=== Entries with figure data ===
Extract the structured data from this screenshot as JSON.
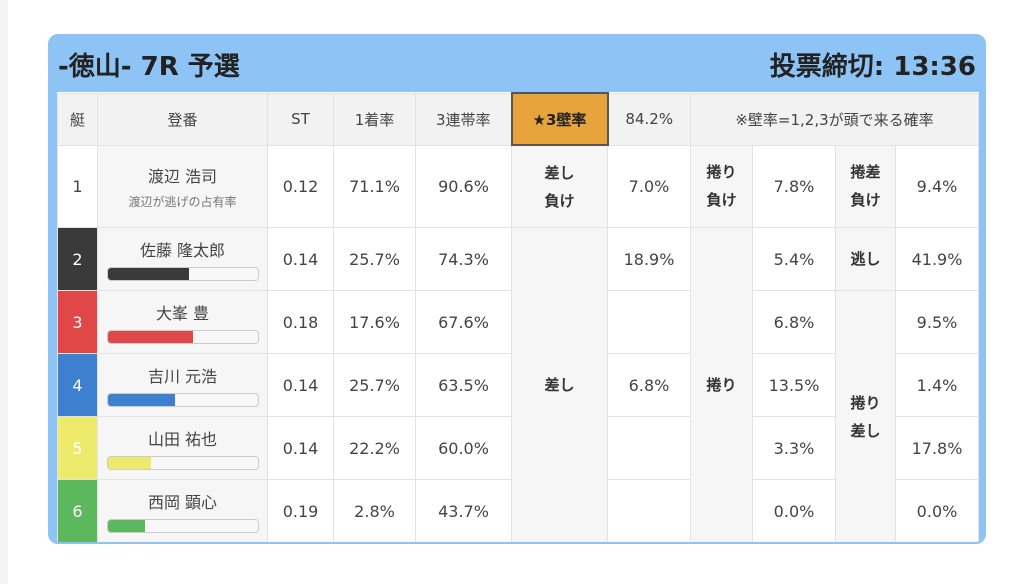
{
  "header": {
    "title": "-徳山- 7R 予選",
    "deadline": "投票締切: 13:36"
  },
  "table": {
    "columns": [
      "艇",
      "登番",
      "ST",
      "1着率",
      "3連帯率",
      "★3壁率",
      "84.2%",
      "※壁率=1,2,3が頭で来る確率"
    ],
    "kinds": {
      "sashi": [
        "差し\n負け",
        "差し"
      ],
      "makuri": [
        "捲り\n負け",
        "捲り"
      ],
      "makurisashi": [
        "捲差\n負け",
        "逃し",
        "捲り\n差し"
      ]
    },
    "rows": [
      {
        "boat": "1",
        "name": "渡辺 浩司",
        "note": "渡辺が逃げの占有率",
        "st": "0.12",
        "win": "71.1%",
        "top3": "90.6%",
        "sashi": "7.0%",
        "makuri": "7.8%",
        "makurisashi": "9.4%"
      },
      {
        "boat": "2",
        "name": "佐藤 隆太郎",
        "bar": 54,
        "st": "0.14",
        "win": "25.7%",
        "top3": "74.3%",
        "sashi": "18.9%",
        "makuri": "5.4%",
        "makurisashi": "41.9%"
      },
      {
        "boat": "3",
        "name": "大峯 豊",
        "bar": 57,
        "st": "0.18",
        "win": "17.6%",
        "top3": "67.6%",
        "makuri": "6.8%",
        "makurisashi": "9.5%"
      },
      {
        "boat": "4",
        "name": "吉川 元浩",
        "bar": 45,
        "st": "0.14",
        "win": "25.7%",
        "top3": "63.5%",
        "sashi": "6.8%",
        "makuri": "13.5%",
        "makurisashi": "1.4%"
      },
      {
        "boat": "5",
        "name": "山田 祐也",
        "bar": 29,
        "st": "0.14",
        "win": "22.2%",
        "top3": "60.0%",
        "makuri": "3.3%",
        "makurisashi": "17.8%"
      },
      {
        "boat": "6",
        "name": "西岡 顕心",
        "bar": 25,
        "st": "0.19",
        "win": "2.8%",
        "top3": "43.7%",
        "makuri": "0.0%",
        "makurisashi": "0.0%"
      }
    ]
  }
}
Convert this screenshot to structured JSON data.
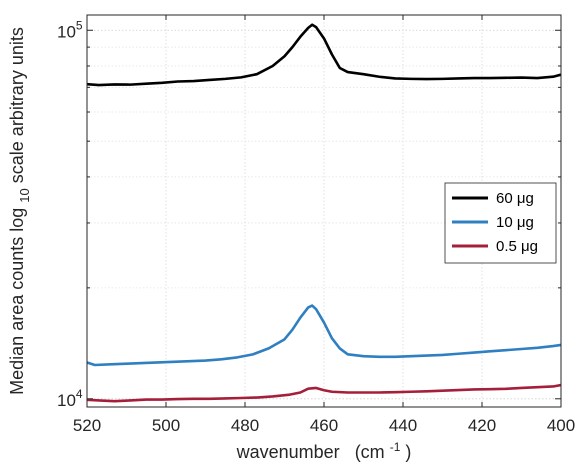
{
  "chart_data": {
    "type": "line",
    "xlabel": "wavenumber",
    "xlabel_unit": "(cm",
    "xlabel_unit_exp": "-1",
    "xlabel_unit_close": ")",
    "ylabel_part1": "Median area counts log",
    "ylabel_sub": "10",
    "ylabel_part2": " scale arbitrary units",
    "x_reversed": true,
    "xlim": [
      520,
      400
    ],
    "ylim": [
      9500,
      110000
    ],
    "y_scale": "log",
    "grid": true,
    "x_ticks": [
      520,
      500,
      480,
      460,
      440,
      420,
      400
    ],
    "x_tick_labels": [
      "520",
      "500",
      "480",
      "460",
      "440",
      "420",
      "400"
    ],
    "y_major_ticks": [
      {
        "value": 10000,
        "base": "10",
        "exp": "4"
      },
      {
        "value": 100000,
        "base": "10",
        "exp": "5"
      }
    ],
    "legend_position": "right",
    "series": [
      {
        "name": "60 μg",
        "color": "#000000",
        "x": [
          521,
          517,
          513,
          509,
          505,
          501,
          497,
          493,
          489,
          485,
          481,
          477,
          473,
          470,
          468,
          466,
          464,
          463,
          462,
          460,
          458,
          456,
          454,
          450,
          446,
          442,
          438,
          434,
          430,
          426,
          422,
          418,
          414,
          410,
          406,
          402,
          400
        ],
        "y": [
          71500,
          71000,
          71300,
          71200,
          71600,
          72000,
          72600,
          72800,
          73300,
          73800,
          74500,
          76000,
          80000,
          85000,
          90000,
          96000,
          101500,
          103500,
          102000,
          95000,
          86000,
          79000,
          77000,
          76000,
          74800,
          74000,
          73800,
          73700,
          73800,
          74000,
          74200,
          74200,
          74300,
          74400,
          74200,
          74800,
          75800
        ]
      },
      {
        "name": "10 μg",
        "color": "#2f7fc1",
        "x": [
          521,
          518,
          514,
          510,
          506,
          502,
          498,
          494,
          490,
          486,
          482,
          478,
          474,
          470,
          468,
          466,
          464,
          463,
          462,
          460,
          458,
          456,
          454,
          450,
          446,
          442,
          438,
          434,
          430,
          426,
          422,
          418,
          414,
          410,
          406,
          402,
          400
        ],
        "y": [
          12650,
          12350,
          12400,
          12450,
          12500,
          12550,
          12600,
          12650,
          12700,
          12800,
          12950,
          13200,
          13700,
          14500,
          15400,
          16600,
          17700,
          17900,
          17500,
          16100,
          14600,
          13700,
          13200,
          13050,
          13000,
          13000,
          13050,
          13100,
          13150,
          13250,
          13350,
          13450,
          13550,
          13650,
          13750,
          13900,
          14000
        ]
      },
      {
        "name": "0.5 μg",
        "color": "#a51f3a",
        "x": [
          521,
          517,
          513,
          509,
          505,
          501,
          497,
          493,
          489,
          485,
          481,
          477,
          473,
          469,
          466,
          464,
          462,
          460,
          458,
          454,
          450,
          446,
          442,
          438,
          434,
          430,
          426,
          422,
          418,
          414,
          410,
          406,
          402,
          400
        ],
        "y": [
          9950,
          9900,
          9850,
          9900,
          9950,
          9950,
          9980,
          10000,
          10000,
          10020,
          10050,
          10080,
          10150,
          10250,
          10400,
          10650,
          10700,
          10550,
          10450,
          10400,
          10400,
          10400,
          10420,
          10450,
          10480,
          10520,
          10560,
          10600,
          10620,
          10640,
          10700,
          10750,
          10800,
          10900
        ]
      }
    ]
  }
}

=== Exercise aim ===
Retype the whole listing exactly and leave the pictures out.

=== Answer to this exercise ===
Extract the structured data from this screenshot as JSON.
{
  "header": {
    "title": "-徳山- 7R 予選",
    "deadline": "投票締切: 13:36"
  },
  "table": {
    "columns": [
      "艇",
      "登番",
      "ST",
      "1着率",
      "3連帯率",
      "★3壁率",
      "84.2%",
      "※壁率=1,2,3が頭で来る確率"
    ],
    "kinds": {
      "sashi": [
        "差し\n負け",
        "差し"
      ],
      "makuri": [
        "捲り\n負け",
        "捲り"
      ],
      "makurisashi": [
        "捲差\n負け",
        "逃し",
        "捲り\n差し"
      ]
    },
    "rows": [
      {
        "boat": "1",
        "name": "渡辺 浩司",
        "note": "渡辺が逃げの占有率",
        "st": "0.12",
        "win": "71.1%",
        "top3": "90.6%",
        "sashi": "7.0%",
        "makuri": "7.8%",
        "makurisashi": "9.4%"
      },
      {
        "boat": "2",
        "name": "佐藤 隆太郎",
        "bar": 54,
        "st": "0.14",
        "win": "25.7%",
        "top3": "74.3%",
        "sashi": "18.9%",
        "makuri": "5.4%",
        "makurisashi": "41.9%"
      },
      {
        "boat": "3",
        "name": "大峯 豊",
        "bar": 57,
        "st": "0.18",
        "win": "17.6%",
        "top3": "67.6%",
        "makuri": "6.8%",
        "makurisashi": "9.5%"
      },
      {
        "boat": "4",
        "name": "吉川 元浩",
        "bar": 45,
        "st": "0.14",
        "win": "25.7%",
        "top3": "63.5%",
        "sashi": "6.8%",
        "makuri": "13.5%",
        "makurisashi": "1.4%"
      },
      {
        "boat": "5",
        "name": "山田 祐也",
        "bar": 29,
        "st": "0.14",
        "win": "22.2%",
        "top3": "60.0%",
        "makuri": "3.3%",
        "makurisashi": "17.8%"
      },
      {
        "boat": "6",
        "name": "西岡 顕心",
        "bar": 25,
        "st": "0.19",
        "win": "2.8%",
        "top3": "43.7%",
        "makuri": "0.0%",
        "makurisashi": "0.0%"
      }
    ]
  }
}
Convert this screenshot to structured JSON data.
{
  "chart_data": {
    "type": "line",
    "xlabel": "wavenumber",
    "xlabel_unit": "(cm",
    "xlabel_unit_exp": "-1",
    "xlabel_unit_close": ")",
    "ylabel_part1": "Median area counts log",
    "ylabel_sub": "10",
    "ylabel_part2": " scale arbitrary units",
    "x_reversed": true,
    "xlim": [
      520,
      400
    ],
    "ylim": [
      9500,
      110000
    ],
    "y_scale": "log",
    "grid": true,
    "x_ticks": [
      520,
      500,
      480,
      460,
      440,
      420,
      400
    ],
    "x_tick_labels": [
      "520",
      "500",
      "480",
      "460",
      "440",
      "420",
      "400"
    ],
    "y_major_ticks": [
      {
        "value": 10000,
        "base": "10",
        "exp": "4"
      },
      {
        "value": 100000,
        "base": "10",
        "exp": "5"
      }
    ],
    "legend_position": "right",
    "series": [
      {
        "name": "60 μg",
        "color": "#000000",
        "x": [
          521,
          517,
          513,
          509,
          505,
          501,
          497,
          493,
          489,
          485,
          481,
          477,
          473,
          470,
          468,
          466,
          464,
          463,
          462,
          460,
          458,
          456,
          454,
          450,
          446,
          442,
          438,
          434,
          430,
          426,
          422,
          418,
          414,
          410,
          406,
          402,
          400
        ],
        "y": [
          71500,
          71000,
          71300,
          71200,
          71600,
          72000,
          72600,
          72800,
          73300,
          73800,
          74500,
          76000,
          80000,
          85000,
          90000,
          96000,
          101500,
          103500,
          102000,
          95000,
          86000,
          79000,
          77000,
          76000,
          74800,
          74000,
          73800,
          73700,
          73800,
          74000,
          74200,
          74200,
          74300,
          74400,
          74200,
          74800,
          75800
        ]
      },
      {
        "name": "10 μg",
        "color": "#2f7fc1",
        "x": [
          521,
          518,
          514,
          510,
          506,
          502,
          498,
          494,
          490,
          486,
          482,
          478,
          474,
          470,
          468,
          466,
          464,
          463,
          462,
          460,
          458,
          456,
          454,
          450,
          446,
          442,
          438,
          434,
          430,
          426,
          422,
          418,
          414,
          410,
          406,
          402,
          400
        ],
        "y": [
          12650,
          12350,
          12400,
          12450,
          12500,
          12550,
          12600,
          12650,
          12700,
          12800,
          12950,
          13200,
          13700,
          14500,
          15400,
          16600,
          17700,
          17900,
          17500,
          16100,
          14600,
          13700,
          13200,
          13050,
          13000,
          13000,
          13050,
          13100,
          13150,
          13250,
          13350,
          13450,
          13550,
          13650,
          13750,
          13900,
          14000
        ]
      },
      {
        "name": "0.5 μg",
        "color": "#a51f3a",
        "x": [
          521,
          517,
          513,
          509,
          505,
          501,
          497,
          493,
          489,
          485,
          481,
          477,
          473,
          469,
          466,
          464,
          462,
          460,
          458,
          454,
          450,
          446,
          442,
          438,
          434,
          430,
          426,
          422,
          418,
          414,
          410,
          406,
          402,
          400
        ],
        "y": [
          9950,
          9900,
          9850,
          9900,
          9950,
          9950,
          9980,
          10000,
          10000,
          10020,
          10050,
          10080,
          10150,
          10250,
          10400,
          10650,
          10700,
          10550,
          10450,
          10400,
          10400,
          10400,
          10420,
          10450,
          10480,
          10520,
          10560,
          10600,
          10620,
          10640,
          10700,
          10750,
          10800,
          10900
        ]
      }
    ]
  }
}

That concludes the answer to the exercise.